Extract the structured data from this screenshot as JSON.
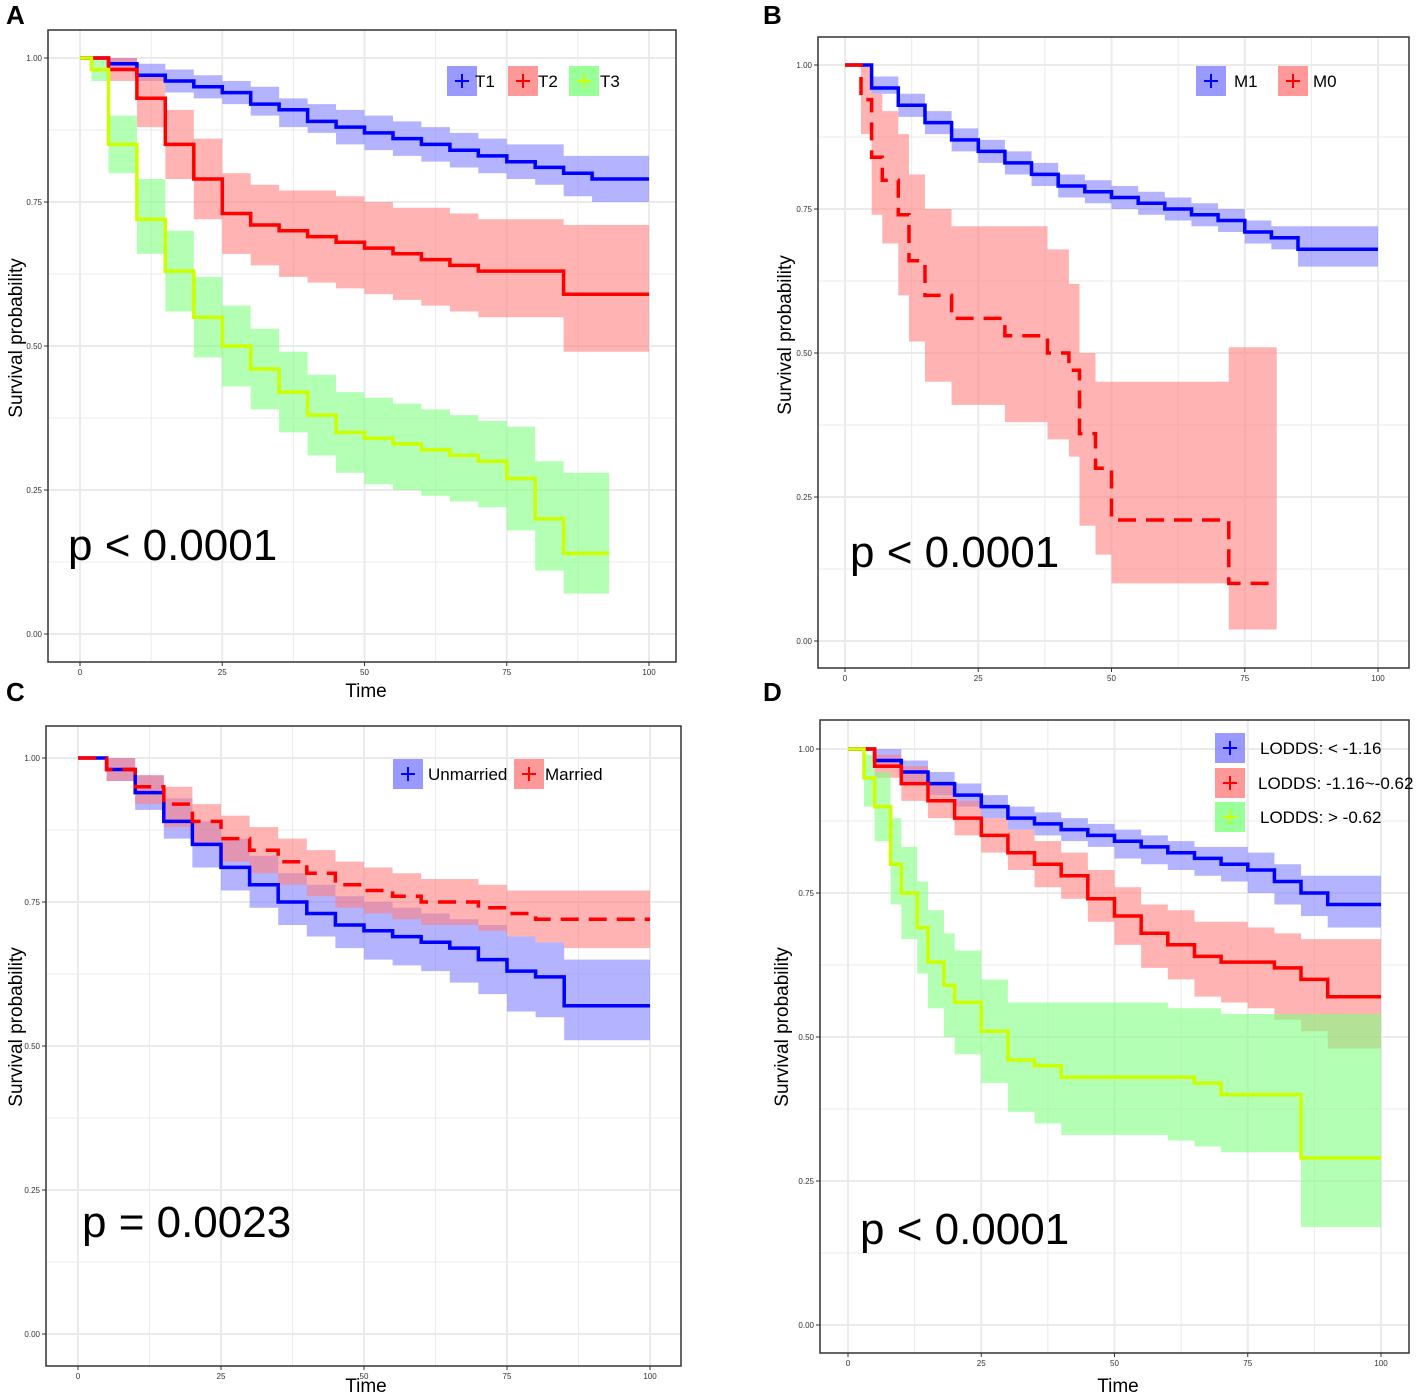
{
  "chart_data": [
    {
      "panel": "A",
      "type": "line",
      "subtype": "kaplan-meier",
      "xlabel": "Time",
      "ylabel": "Survival probability",
      "xlim": [
        0,
        100
      ],
      "ylim": [
        0,
        1
      ],
      "xticks": [
        "0",
        "25",
        "50",
        "75",
        "100"
      ],
      "yticks": [
        "0.00",
        "0.25",
        "0.50",
        "0.75",
        "1.00"
      ],
      "pvalue": "p < 0.0001",
      "legend": [
        "T1",
        "T2",
        "T3"
      ],
      "series": [
        {
          "name": "T1",
          "color": "#0000ff",
          "fill": "#8080ff",
          "dashed": false,
          "x": [
            0,
            5,
            10,
            15,
            20,
            25,
            30,
            35,
            40,
            45,
            50,
            55,
            60,
            65,
            70,
            75,
            80,
            85,
            90,
            100
          ],
          "y": [
            1.0,
            0.99,
            0.97,
            0.96,
            0.95,
            0.94,
            0.92,
            0.91,
            0.89,
            0.88,
            0.87,
            0.86,
            0.85,
            0.84,
            0.83,
            0.82,
            0.81,
            0.8,
            0.79,
            0.79
          ],
          "lower": [
            1.0,
            0.98,
            0.96,
            0.94,
            0.93,
            0.92,
            0.9,
            0.88,
            0.87,
            0.85,
            0.84,
            0.83,
            0.82,
            0.81,
            0.8,
            0.79,
            0.78,
            0.76,
            0.75,
            0.75
          ],
          "upper": [
            1.0,
            1.0,
            0.99,
            0.98,
            0.97,
            0.96,
            0.95,
            0.93,
            0.92,
            0.91,
            0.9,
            0.89,
            0.88,
            0.87,
            0.86,
            0.85,
            0.85,
            0.83,
            0.83,
            0.83
          ]
        },
        {
          "name": "T2",
          "color": "#ff0000",
          "fill": "#ff8080",
          "dashed": false,
          "x": [
            0,
            5,
            10,
            15,
            20,
            25,
            30,
            35,
            40,
            45,
            50,
            55,
            60,
            65,
            70,
            75,
            80,
            85,
            100
          ],
          "y": [
            1.0,
            0.98,
            0.93,
            0.85,
            0.79,
            0.73,
            0.71,
            0.7,
            0.69,
            0.68,
            0.67,
            0.66,
            0.65,
            0.64,
            0.63,
            0.63,
            0.63,
            0.59,
            0.59
          ],
          "lower": [
            1.0,
            0.96,
            0.88,
            0.79,
            0.72,
            0.66,
            0.64,
            0.62,
            0.61,
            0.6,
            0.59,
            0.58,
            0.57,
            0.56,
            0.55,
            0.55,
            0.55,
            0.49,
            0.49
          ],
          "upper": [
            1.0,
            1.0,
            0.97,
            0.91,
            0.86,
            0.8,
            0.78,
            0.77,
            0.77,
            0.76,
            0.75,
            0.74,
            0.74,
            0.73,
            0.72,
            0.72,
            0.72,
            0.71,
            0.71
          ]
        },
        {
          "name": "T3",
          "color": "#ccff00",
          "fill": "#80ff80",
          "dashed": false,
          "x": [
            0,
            2,
            5,
            10,
            15,
            20,
            25,
            30,
            35,
            40,
            45,
            50,
            55,
            60,
            65,
            70,
            75,
            80,
            85,
            93
          ],
          "y": [
            1.0,
            0.98,
            0.85,
            0.72,
            0.63,
            0.55,
            0.5,
            0.46,
            0.42,
            0.38,
            0.35,
            0.34,
            0.33,
            0.32,
            0.31,
            0.3,
            0.27,
            0.2,
            0.14,
            0.14
          ],
          "lower": [
            1.0,
            0.96,
            0.8,
            0.66,
            0.56,
            0.48,
            0.43,
            0.39,
            0.35,
            0.31,
            0.28,
            0.26,
            0.25,
            0.24,
            0.23,
            0.22,
            0.18,
            0.11,
            0.07,
            0.07
          ],
          "upper": [
            1.0,
            1.0,
            0.9,
            0.79,
            0.7,
            0.62,
            0.57,
            0.53,
            0.49,
            0.45,
            0.42,
            0.41,
            0.4,
            0.39,
            0.38,
            0.37,
            0.36,
            0.3,
            0.28,
            0.28
          ]
        }
      ]
    },
    {
      "panel": "B",
      "type": "line",
      "subtype": "kaplan-meier",
      "xlabel": "",
      "ylabel": "Survival probability",
      "xlim": [
        0,
        100
      ],
      "ylim": [
        0,
        1
      ],
      "xticks": [
        "0",
        "25",
        "50",
        "75",
        "100"
      ],
      "yticks": [
        "0.00",
        "0.25",
        "0.50",
        "0.75",
        "1.00"
      ],
      "pvalue": "p < 0.0001",
      "legend": [
        "M1",
        "M0"
      ],
      "series": [
        {
          "name": "M1",
          "color": "#0000ff",
          "fill": "#8080ff",
          "dashed": false,
          "x": [
            0,
            5,
            10,
            15,
            20,
            25,
            30,
            35,
            40,
            45,
            50,
            55,
            60,
            65,
            70,
            75,
            80,
            85,
            100
          ],
          "y": [
            1.0,
            0.96,
            0.93,
            0.9,
            0.87,
            0.85,
            0.83,
            0.81,
            0.79,
            0.78,
            0.77,
            0.76,
            0.75,
            0.74,
            0.73,
            0.71,
            0.7,
            0.68,
            0.68
          ],
          "lower": [
            1.0,
            0.95,
            0.91,
            0.88,
            0.85,
            0.83,
            0.81,
            0.79,
            0.77,
            0.76,
            0.75,
            0.74,
            0.73,
            0.72,
            0.71,
            0.69,
            0.68,
            0.65,
            0.65
          ],
          "upper": [
            1.0,
            0.98,
            0.95,
            0.92,
            0.89,
            0.87,
            0.85,
            0.83,
            0.81,
            0.8,
            0.79,
            0.78,
            0.77,
            0.76,
            0.75,
            0.73,
            0.72,
            0.72,
            0.72
          ]
        },
        {
          "name": "M0",
          "color": "#ff0000",
          "fill": "#ff8080",
          "dashed": true,
          "x": [
            0,
            3,
            5,
            7,
            10,
            12,
            15,
            20,
            30,
            38,
            42,
            44,
            47,
            50,
            72,
            81
          ],
          "y": [
            1.0,
            0.94,
            0.84,
            0.8,
            0.74,
            0.66,
            0.6,
            0.56,
            0.53,
            0.5,
            0.47,
            0.36,
            0.3,
            0.21,
            0.1,
            0.1
          ],
          "lower": [
            1.0,
            0.88,
            0.74,
            0.69,
            0.6,
            0.52,
            0.45,
            0.41,
            0.38,
            0.35,
            0.32,
            0.2,
            0.15,
            0.1,
            0.02,
            0.02
          ],
          "upper": [
            1.0,
            1.0,
            0.95,
            0.92,
            0.88,
            0.81,
            0.75,
            0.72,
            0.72,
            0.68,
            0.62,
            0.5,
            0.45,
            0.45,
            0.51,
            0.51
          ]
        }
      ]
    },
    {
      "panel": "C",
      "type": "line",
      "subtype": "kaplan-meier",
      "xlabel": "Time",
      "ylabel": "Survival probability",
      "xlim": [
        0,
        100
      ],
      "ylim": [
        0,
        1
      ],
      "xticks": [
        "0",
        "25",
        "50",
        "75",
        "100"
      ],
      "yticks": [
        "0.00",
        "0.25",
        "0.50",
        "0.75",
        "1.00"
      ],
      "pvalue": "p = 0.0023",
      "legend": [
        "Unmarried",
        "Married"
      ],
      "series": [
        {
          "name": "Unmarried",
          "color": "#0000ff",
          "fill": "#8080ff",
          "dashed": false,
          "x": [
            0,
            5,
            10,
            15,
            20,
            25,
            30,
            35,
            40,
            45,
            50,
            55,
            60,
            65,
            70,
            75,
            80,
            85,
            100
          ],
          "y": [
            1.0,
            0.98,
            0.94,
            0.89,
            0.85,
            0.81,
            0.78,
            0.75,
            0.73,
            0.71,
            0.7,
            0.69,
            0.68,
            0.67,
            0.65,
            0.63,
            0.62,
            0.57,
            0.57
          ],
          "lower": [
            1.0,
            0.96,
            0.91,
            0.86,
            0.81,
            0.77,
            0.74,
            0.71,
            0.69,
            0.67,
            0.65,
            0.64,
            0.63,
            0.61,
            0.59,
            0.56,
            0.55,
            0.51,
            0.51
          ],
          "upper": [
            1.0,
            1.0,
            0.97,
            0.93,
            0.89,
            0.86,
            0.83,
            0.8,
            0.78,
            0.76,
            0.75,
            0.74,
            0.73,
            0.72,
            0.71,
            0.69,
            0.68,
            0.65,
            0.65
          ]
        },
        {
          "name": "Married",
          "color": "#ff0000",
          "fill": "#ff8080",
          "dashed": true,
          "x": [
            0,
            5,
            10,
            15,
            20,
            25,
            30,
            35,
            40,
            45,
            50,
            55,
            60,
            65,
            70,
            75,
            80,
            85,
            100
          ],
          "y": [
            1.0,
            0.98,
            0.95,
            0.92,
            0.89,
            0.86,
            0.84,
            0.82,
            0.8,
            0.78,
            0.77,
            0.76,
            0.75,
            0.75,
            0.74,
            0.73,
            0.72,
            0.72,
            0.72
          ],
          "lower": [
            1.0,
            0.96,
            0.92,
            0.88,
            0.85,
            0.82,
            0.8,
            0.78,
            0.76,
            0.74,
            0.73,
            0.72,
            0.71,
            0.71,
            0.7,
            0.69,
            0.68,
            0.67,
            0.67
          ],
          "upper": [
            1.0,
            1.0,
            0.97,
            0.95,
            0.92,
            0.9,
            0.88,
            0.86,
            0.84,
            0.82,
            0.81,
            0.8,
            0.79,
            0.79,
            0.78,
            0.77,
            0.77,
            0.77,
            0.77
          ]
        }
      ]
    },
    {
      "panel": "D",
      "type": "line",
      "subtype": "kaplan-meier",
      "xlabel": "Time",
      "ylabel": "Survival probability",
      "xlim": [
        0,
        100
      ],
      "ylim": [
        0,
        1
      ],
      "xticks": [
        "0",
        "25",
        "50",
        "75",
        "100"
      ],
      "yticks": [
        "0.00",
        "0.25",
        "0.50",
        "0.75",
        "1.00"
      ],
      "pvalue": "p < 0.0001",
      "legend": [
        "LODDS: < -1.16",
        "LODDS: -1.16~-0.62",
        "LODDS: > -0.62"
      ],
      "series": [
        {
          "name": "LODDS: < -1.16",
          "color": "#0000ff",
          "fill": "#8080ff",
          "dashed": false,
          "x": [
            0,
            5,
            10,
            15,
            20,
            25,
            30,
            35,
            40,
            45,
            50,
            55,
            60,
            65,
            70,
            75,
            80,
            85,
            90,
            100
          ],
          "y": [
            1.0,
            0.98,
            0.96,
            0.94,
            0.92,
            0.9,
            0.88,
            0.87,
            0.86,
            0.85,
            0.84,
            0.83,
            0.82,
            0.81,
            0.8,
            0.79,
            0.77,
            0.75,
            0.73,
            0.73
          ],
          "lower": [
            1.0,
            0.97,
            0.94,
            0.92,
            0.9,
            0.88,
            0.86,
            0.85,
            0.84,
            0.83,
            0.81,
            0.8,
            0.79,
            0.78,
            0.77,
            0.75,
            0.73,
            0.71,
            0.69,
            0.69
          ],
          "upper": [
            1.0,
            1.0,
            0.98,
            0.96,
            0.94,
            0.92,
            0.9,
            0.89,
            0.88,
            0.87,
            0.86,
            0.85,
            0.84,
            0.83,
            0.83,
            0.82,
            0.8,
            0.78,
            0.78,
            0.78
          ]
        },
        {
          "name": "LODDS: -1.16~-0.62",
          "color": "#ff0000",
          "fill": "#ff8080",
          "dashed": false,
          "x": [
            0,
            5,
            10,
            15,
            20,
            25,
            30,
            35,
            40,
            45,
            50,
            55,
            60,
            65,
            70,
            75,
            80,
            85,
            90,
            100
          ],
          "y": [
            1.0,
            0.97,
            0.94,
            0.91,
            0.88,
            0.85,
            0.82,
            0.8,
            0.78,
            0.74,
            0.71,
            0.68,
            0.66,
            0.64,
            0.63,
            0.63,
            0.62,
            0.6,
            0.57,
            0.57
          ],
          "lower": [
            1.0,
            0.95,
            0.91,
            0.88,
            0.85,
            0.82,
            0.79,
            0.76,
            0.74,
            0.7,
            0.66,
            0.62,
            0.6,
            0.57,
            0.56,
            0.55,
            0.53,
            0.51,
            0.48,
            0.48
          ],
          "upper": [
            1.0,
            0.99,
            0.97,
            0.94,
            0.91,
            0.88,
            0.86,
            0.84,
            0.82,
            0.79,
            0.76,
            0.73,
            0.72,
            0.7,
            0.7,
            0.69,
            0.68,
            0.67,
            0.67,
            0.67
          ]
        },
        {
          "name": "LODDS: > -0.62",
          "color": "#ccff00",
          "fill": "#80ff80",
          "dashed": false,
          "x": [
            0,
            3,
            5,
            8,
            10,
            13,
            15,
            18,
            20,
            25,
            30,
            35,
            40,
            50,
            60,
            65,
            70,
            75,
            80,
            85,
            90,
            100
          ],
          "y": [
            1.0,
            0.95,
            0.9,
            0.8,
            0.75,
            0.69,
            0.63,
            0.59,
            0.56,
            0.51,
            0.46,
            0.45,
            0.43,
            0.43,
            0.43,
            0.42,
            0.4,
            0.4,
            0.4,
            0.29,
            0.29,
            0.29
          ],
          "lower": [
            1.0,
            0.9,
            0.84,
            0.73,
            0.67,
            0.61,
            0.55,
            0.5,
            0.47,
            0.42,
            0.37,
            0.35,
            0.33,
            0.33,
            0.32,
            0.31,
            0.3,
            0.3,
            0.3,
            0.17,
            0.17,
            0.17
          ],
          "upper": [
            1.0,
            0.99,
            0.96,
            0.88,
            0.83,
            0.77,
            0.72,
            0.68,
            0.65,
            0.6,
            0.56,
            0.56,
            0.56,
            0.56,
            0.55,
            0.55,
            0.54,
            0.54,
            0.54,
            0.54,
            0.54,
            0.54
          ]
        }
      ]
    }
  ]
}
==========
Report only the number of lines that hold the word "name".

THE ANSWER:
10